(PROMPT)
Lay out the records running from the line containing "Patent image size: (924, 905)." through the line containing "The imaging region 12 is at (573, 500)." as a Markdown table with the columns n and Line. Put a row number in n and the line itself in Line, and leave out blank lines.

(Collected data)
-- start --
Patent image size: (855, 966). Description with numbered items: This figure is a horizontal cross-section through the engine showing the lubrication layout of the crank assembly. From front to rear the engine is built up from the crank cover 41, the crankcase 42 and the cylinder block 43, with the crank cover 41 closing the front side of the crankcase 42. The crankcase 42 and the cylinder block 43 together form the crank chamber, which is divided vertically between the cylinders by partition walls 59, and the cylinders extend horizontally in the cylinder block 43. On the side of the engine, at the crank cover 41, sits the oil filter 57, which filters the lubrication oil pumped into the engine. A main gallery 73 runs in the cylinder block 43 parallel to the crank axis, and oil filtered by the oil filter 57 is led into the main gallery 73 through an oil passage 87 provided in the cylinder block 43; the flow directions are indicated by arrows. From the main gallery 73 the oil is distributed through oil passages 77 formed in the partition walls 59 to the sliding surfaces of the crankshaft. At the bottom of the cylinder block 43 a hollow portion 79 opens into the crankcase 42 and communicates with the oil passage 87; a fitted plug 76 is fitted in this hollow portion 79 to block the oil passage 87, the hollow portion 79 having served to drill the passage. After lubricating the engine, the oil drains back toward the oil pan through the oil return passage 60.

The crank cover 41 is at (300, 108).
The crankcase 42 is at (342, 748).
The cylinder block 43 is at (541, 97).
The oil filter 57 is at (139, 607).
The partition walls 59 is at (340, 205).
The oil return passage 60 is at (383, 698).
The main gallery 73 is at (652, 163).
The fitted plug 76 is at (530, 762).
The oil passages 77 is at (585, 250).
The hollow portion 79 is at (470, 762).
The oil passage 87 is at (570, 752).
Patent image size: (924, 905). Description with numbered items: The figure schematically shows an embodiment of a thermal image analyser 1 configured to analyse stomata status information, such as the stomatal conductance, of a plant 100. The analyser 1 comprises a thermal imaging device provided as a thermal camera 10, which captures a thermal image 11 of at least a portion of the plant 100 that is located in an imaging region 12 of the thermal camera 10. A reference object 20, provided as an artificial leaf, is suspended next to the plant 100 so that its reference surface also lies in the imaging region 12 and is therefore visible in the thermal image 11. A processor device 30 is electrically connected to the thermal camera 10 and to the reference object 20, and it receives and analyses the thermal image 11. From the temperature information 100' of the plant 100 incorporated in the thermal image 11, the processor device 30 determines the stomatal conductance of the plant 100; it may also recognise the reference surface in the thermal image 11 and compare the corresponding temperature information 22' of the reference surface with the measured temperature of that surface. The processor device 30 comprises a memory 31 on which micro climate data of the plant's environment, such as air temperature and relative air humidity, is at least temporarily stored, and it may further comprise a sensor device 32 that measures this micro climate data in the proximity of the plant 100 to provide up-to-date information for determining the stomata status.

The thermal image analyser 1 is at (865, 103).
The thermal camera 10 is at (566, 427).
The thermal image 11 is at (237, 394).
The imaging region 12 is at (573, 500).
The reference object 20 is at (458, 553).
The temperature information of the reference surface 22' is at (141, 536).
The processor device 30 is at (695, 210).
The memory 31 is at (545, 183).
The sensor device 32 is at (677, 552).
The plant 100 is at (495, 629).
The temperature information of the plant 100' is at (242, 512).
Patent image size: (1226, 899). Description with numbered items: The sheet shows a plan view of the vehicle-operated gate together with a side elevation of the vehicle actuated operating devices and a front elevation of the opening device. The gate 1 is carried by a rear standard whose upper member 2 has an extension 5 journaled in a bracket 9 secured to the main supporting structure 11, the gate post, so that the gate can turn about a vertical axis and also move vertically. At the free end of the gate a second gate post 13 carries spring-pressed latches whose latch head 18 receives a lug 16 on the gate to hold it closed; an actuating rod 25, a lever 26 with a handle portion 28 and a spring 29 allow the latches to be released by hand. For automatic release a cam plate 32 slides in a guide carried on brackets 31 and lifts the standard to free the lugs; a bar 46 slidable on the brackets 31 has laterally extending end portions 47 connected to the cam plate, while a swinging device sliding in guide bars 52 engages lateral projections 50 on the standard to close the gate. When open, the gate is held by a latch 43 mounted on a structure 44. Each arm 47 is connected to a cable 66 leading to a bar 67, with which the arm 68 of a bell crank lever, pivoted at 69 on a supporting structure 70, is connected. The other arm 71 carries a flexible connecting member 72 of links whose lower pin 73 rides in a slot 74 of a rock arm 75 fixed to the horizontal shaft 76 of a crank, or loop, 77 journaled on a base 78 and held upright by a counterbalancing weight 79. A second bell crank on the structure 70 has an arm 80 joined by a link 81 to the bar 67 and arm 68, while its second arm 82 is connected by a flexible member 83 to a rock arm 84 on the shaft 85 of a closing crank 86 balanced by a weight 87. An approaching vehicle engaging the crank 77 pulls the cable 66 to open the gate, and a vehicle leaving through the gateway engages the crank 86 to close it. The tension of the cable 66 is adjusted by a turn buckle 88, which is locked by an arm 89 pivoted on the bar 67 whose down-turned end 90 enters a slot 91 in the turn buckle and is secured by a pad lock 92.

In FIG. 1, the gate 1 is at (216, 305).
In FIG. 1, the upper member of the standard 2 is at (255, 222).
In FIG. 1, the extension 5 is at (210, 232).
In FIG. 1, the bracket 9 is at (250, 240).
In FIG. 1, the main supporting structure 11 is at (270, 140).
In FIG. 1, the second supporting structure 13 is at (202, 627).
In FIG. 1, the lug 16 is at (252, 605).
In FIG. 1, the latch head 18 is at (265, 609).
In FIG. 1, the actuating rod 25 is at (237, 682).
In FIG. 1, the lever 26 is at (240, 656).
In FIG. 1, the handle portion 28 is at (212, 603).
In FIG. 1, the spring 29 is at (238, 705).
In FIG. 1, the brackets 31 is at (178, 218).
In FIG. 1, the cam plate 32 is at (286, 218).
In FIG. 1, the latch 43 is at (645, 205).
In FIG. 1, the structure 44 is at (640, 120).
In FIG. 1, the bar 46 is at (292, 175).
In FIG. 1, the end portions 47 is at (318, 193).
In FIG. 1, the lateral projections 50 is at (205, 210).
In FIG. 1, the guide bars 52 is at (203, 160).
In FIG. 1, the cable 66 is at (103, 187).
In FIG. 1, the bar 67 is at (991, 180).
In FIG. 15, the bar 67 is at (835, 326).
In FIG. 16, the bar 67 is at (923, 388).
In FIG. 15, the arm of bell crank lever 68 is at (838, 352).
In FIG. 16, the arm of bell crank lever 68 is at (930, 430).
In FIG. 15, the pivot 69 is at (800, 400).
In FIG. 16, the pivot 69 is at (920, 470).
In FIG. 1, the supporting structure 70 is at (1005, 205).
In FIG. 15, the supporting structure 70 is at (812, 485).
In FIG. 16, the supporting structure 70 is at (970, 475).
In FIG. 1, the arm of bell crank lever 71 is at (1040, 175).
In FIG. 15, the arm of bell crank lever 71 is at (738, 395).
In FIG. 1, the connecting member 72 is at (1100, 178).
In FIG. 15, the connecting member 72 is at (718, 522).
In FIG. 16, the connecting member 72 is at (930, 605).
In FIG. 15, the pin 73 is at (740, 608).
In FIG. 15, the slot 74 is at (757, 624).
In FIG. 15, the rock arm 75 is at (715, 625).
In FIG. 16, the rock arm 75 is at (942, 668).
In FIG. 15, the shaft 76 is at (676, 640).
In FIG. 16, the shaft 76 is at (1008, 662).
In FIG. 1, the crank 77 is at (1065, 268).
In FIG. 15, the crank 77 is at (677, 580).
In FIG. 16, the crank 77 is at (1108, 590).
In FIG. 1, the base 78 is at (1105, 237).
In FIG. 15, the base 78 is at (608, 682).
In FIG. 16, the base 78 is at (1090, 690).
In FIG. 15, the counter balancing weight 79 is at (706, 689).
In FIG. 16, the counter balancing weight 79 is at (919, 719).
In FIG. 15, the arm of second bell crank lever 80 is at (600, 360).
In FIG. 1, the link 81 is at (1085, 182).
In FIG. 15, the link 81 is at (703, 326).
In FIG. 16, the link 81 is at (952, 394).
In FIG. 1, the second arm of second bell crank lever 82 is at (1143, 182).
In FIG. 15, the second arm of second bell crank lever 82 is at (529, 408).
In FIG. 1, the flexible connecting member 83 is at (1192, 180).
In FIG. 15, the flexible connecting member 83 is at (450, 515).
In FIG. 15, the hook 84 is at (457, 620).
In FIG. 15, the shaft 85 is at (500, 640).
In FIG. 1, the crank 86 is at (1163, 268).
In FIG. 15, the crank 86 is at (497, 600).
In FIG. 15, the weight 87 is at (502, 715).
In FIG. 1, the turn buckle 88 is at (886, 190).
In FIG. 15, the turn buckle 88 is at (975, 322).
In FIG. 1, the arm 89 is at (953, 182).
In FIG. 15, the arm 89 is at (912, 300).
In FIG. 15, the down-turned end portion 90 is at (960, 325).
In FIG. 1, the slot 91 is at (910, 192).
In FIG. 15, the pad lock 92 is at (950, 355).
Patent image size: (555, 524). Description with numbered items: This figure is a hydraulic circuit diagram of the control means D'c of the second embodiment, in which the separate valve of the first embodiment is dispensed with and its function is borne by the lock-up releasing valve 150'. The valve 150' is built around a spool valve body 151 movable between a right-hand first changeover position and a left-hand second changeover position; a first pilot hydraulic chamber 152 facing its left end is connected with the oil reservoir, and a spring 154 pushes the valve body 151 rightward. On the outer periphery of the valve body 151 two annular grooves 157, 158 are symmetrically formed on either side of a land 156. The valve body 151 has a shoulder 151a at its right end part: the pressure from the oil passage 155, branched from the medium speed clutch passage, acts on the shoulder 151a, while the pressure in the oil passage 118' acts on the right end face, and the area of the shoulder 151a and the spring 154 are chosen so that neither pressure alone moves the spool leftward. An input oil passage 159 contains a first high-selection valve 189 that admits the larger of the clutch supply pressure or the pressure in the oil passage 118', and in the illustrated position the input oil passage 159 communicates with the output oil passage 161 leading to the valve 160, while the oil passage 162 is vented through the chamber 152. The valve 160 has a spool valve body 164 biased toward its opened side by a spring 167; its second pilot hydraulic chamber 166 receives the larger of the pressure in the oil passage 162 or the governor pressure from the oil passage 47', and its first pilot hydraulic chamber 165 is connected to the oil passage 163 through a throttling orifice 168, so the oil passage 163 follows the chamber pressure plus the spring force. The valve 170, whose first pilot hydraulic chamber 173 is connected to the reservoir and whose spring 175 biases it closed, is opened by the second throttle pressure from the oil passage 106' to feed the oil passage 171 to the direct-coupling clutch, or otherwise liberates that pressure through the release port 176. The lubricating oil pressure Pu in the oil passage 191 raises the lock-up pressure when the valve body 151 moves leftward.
-- end --
(RESULT FOR THIS EXERCISE)
| n | Line |
|---|---|
| 1 | Patent image size: (924, 905). Description with numbered items: The figure schematically shows an embodiment of a thermal image analyser 1 configured to analyse stomata status information, such as the stomatal conductance, of a plant 100. The analyser 1 comprises a thermal imaging device provided as a thermal camera 10, which captures a thermal image 11 of at least a portion of the plant 100 that is located in an imaging region 12 of the thermal camera 10. A reference object 20, provided as an artificial leaf, is suspended next to the plant 100 so that its reference surface also lies in the imaging region 12 and is therefore visible in the thermal image 11. A processor device 30 is electrically connected to the thermal camera 10 and to the reference object 20, and it receives and analyses the thermal image 11. From the temperature information 100' of the plant 100 incorporated in the thermal image 11, the processor device 30 determines the stomatal conductance of the plant 100; it may also recognise the reference surface in the thermal image 11 and compare the corresponding temperature information 22' of the reference surface with the measured temperature of that surface. The processor device 30 comprises a memory 31 on which micro climate data of the plant's environment, such as air temperature and relative air humidity, is at least temporarily stored, and it may further comprise a sensor device 32 that measures this micro climate data in the proximity of the plant 100 to provide up-to-date information for determining the stomata status. |
| 2 | The thermal image analyser 1 is at (865, 103). |
| 3 | The thermal camera 10 is at (566, 427). |
| 4 | The thermal image 11 is at (237, 394). |
| 5 | The imaging region 12 is at (573, 500). |